Work instructions: Reproduce the records below exactly as they appear, omitting any pictures they contain.
===== Available data
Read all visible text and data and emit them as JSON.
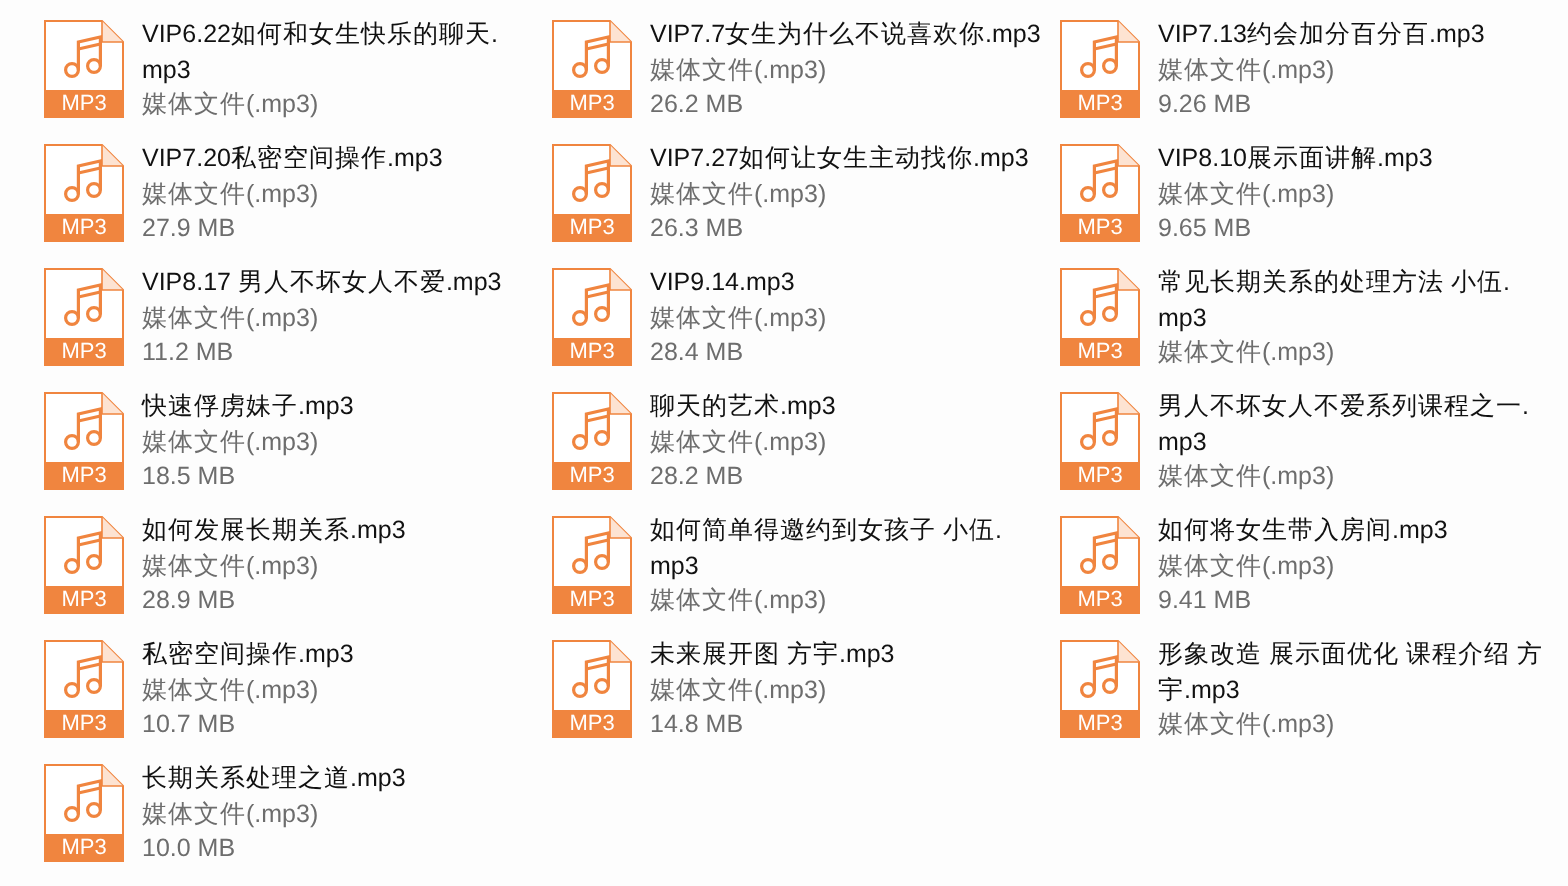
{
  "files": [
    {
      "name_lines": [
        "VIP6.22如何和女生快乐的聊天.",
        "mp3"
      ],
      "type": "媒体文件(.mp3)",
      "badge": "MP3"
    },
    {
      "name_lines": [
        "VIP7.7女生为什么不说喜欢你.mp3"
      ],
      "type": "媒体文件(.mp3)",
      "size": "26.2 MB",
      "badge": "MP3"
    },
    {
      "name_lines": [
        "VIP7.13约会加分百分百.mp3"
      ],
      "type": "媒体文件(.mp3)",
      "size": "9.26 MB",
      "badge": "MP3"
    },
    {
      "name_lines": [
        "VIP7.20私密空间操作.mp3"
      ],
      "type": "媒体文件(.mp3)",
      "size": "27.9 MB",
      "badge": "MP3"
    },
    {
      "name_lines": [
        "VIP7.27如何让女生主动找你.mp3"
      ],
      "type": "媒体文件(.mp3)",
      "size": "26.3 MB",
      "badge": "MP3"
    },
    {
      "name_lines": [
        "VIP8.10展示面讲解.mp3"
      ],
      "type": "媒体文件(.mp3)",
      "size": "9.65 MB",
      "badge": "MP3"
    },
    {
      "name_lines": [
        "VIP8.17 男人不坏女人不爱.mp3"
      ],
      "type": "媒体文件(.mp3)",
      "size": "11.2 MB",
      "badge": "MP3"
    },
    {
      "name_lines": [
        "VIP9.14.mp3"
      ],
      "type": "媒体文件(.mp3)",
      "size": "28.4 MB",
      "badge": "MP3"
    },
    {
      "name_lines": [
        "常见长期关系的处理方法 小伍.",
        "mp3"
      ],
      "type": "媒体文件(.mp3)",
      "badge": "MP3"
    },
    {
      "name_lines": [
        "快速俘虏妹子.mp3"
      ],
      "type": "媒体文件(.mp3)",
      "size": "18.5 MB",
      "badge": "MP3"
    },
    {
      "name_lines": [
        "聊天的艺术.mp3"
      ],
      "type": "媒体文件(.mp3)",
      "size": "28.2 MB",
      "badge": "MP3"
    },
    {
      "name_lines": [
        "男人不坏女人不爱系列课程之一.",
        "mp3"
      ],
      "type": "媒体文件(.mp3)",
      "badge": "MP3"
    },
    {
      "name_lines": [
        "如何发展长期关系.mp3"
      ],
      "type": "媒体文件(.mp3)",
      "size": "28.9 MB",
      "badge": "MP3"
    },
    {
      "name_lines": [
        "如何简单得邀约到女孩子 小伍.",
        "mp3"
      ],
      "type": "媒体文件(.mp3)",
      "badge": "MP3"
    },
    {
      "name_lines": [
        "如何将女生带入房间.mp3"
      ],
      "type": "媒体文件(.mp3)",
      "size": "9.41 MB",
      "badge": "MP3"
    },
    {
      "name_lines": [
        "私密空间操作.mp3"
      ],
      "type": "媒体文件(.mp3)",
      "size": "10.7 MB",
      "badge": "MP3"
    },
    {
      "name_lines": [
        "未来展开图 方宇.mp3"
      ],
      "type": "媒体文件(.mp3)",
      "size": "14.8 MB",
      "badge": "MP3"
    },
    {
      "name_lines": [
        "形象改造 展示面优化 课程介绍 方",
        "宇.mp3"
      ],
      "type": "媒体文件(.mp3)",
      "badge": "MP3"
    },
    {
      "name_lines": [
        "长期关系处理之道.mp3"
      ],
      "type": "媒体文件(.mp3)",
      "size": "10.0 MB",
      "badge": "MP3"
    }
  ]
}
==========
Right answer:
Read all visible text and data and emit them as JSON.
{
  "files": [
    {
      "name_lines": [
        "VIP6.22如何和女生快乐的聊天.",
        "mp3"
      ],
      "type": "媒体文件(.mp3)",
      "badge": "MP3"
    },
    {
      "name_lines": [
        "VIP7.7女生为什么不说喜欢你.mp3"
      ],
      "type": "媒体文件(.mp3)",
      "size": "26.2 MB",
      "badge": "MP3"
    },
    {
      "name_lines": [
        "VIP7.13约会加分百分百.mp3"
      ],
      "type": "媒体文件(.mp3)",
      "size": "9.26 MB",
      "badge": "MP3"
    },
    {
      "name_lines": [
        "VIP7.20私密空间操作.mp3"
      ],
      "type": "媒体文件(.mp3)",
      "size": "27.9 MB",
      "badge": "MP3"
    },
    {
      "name_lines": [
        "VIP7.27如何让女生主动找你.mp3"
      ],
      "type": "媒体文件(.mp3)",
      "size": "26.3 MB",
      "badge": "MP3"
    },
    {
      "name_lines": [
        "VIP8.10展示面讲解.mp3"
      ],
      "type": "媒体文件(.mp3)",
      "size": "9.65 MB",
      "badge": "MP3"
    },
    {
      "name_lines": [
        "VIP8.17 男人不坏女人不爱.mp3"
      ],
      "type": "媒体文件(.mp3)",
      "size": "11.2 MB",
      "badge": "MP3"
    },
    {
      "name_lines": [
        "VIP9.14.mp3"
      ],
      "type": "媒体文件(.mp3)",
      "size": "28.4 MB",
      "badge": "MP3"
    },
    {
      "name_lines": [
        "常见长期关系的处理方法 小伍.",
        "mp3"
      ],
      "type": "媒体文件(.mp3)",
      "badge": "MP3"
    },
    {
      "name_lines": [
        "快速俘虏妹子.mp3"
      ],
      "type": "媒体文件(.mp3)",
      "size": "18.5 MB",
      "badge": "MP3"
    },
    {
      "name_lines": [
        "聊天的艺术.mp3"
      ],
      "type": "媒体文件(.mp3)",
      "size": "28.2 MB",
      "badge": "MP3"
    },
    {
      "name_lines": [
        "男人不坏女人不爱系列课程之一.",
        "mp3"
      ],
      "type": "媒体文件(.mp3)",
      "badge": "MP3"
    },
    {
      "name_lines": [
        "如何发展长期关系.mp3"
      ],
      "type": "媒体文件(.mp3)",
      "size": "28.9 MB",
      "badge": "MP3"
    },
    {
      "name_lines": [
        "如何简单得邀约到女孩子 小伍.",
        "mp3"
      ],
      "type": "媒体文件(.mp3)",
      "badge": "MP3"
    },
    {
      "name_lines": [
        "如何将女生带入房间.mp3"
      ],
      "type": "媒体文件(.mp3)",
      "size": "9.41 MB",
      "badge": "MP3"
    },
    {
      "name_lines": [
        "私密空间操作.mp3"
      ],
      "type": "媒体文件(.mp3)",
      "size": "10.7 MB",
      "badge": "MP3"
    },
    {
      "name_lines": [
        "未来展开图 方宇.mp3"
      ],
      "type": "媒体文件(.mp3)",
      "size": "14.8 MB",
      "badge": "MP3"
    },
    {
      "name_lines": [
        "形象改造 展示面优化 课程介绍 方",
        "宇.mp3"
      ],
      "type": "媒体文件(.mp3)",
      "badge": "MP3"
    },
    {
      "name_lines": [
        "长期关系处理之道.mp3"
      ],
      "type": "媒体文件(.mp3)",
      "size": "10.0 MB",
      "badge": "MP3"
    }
  ]
}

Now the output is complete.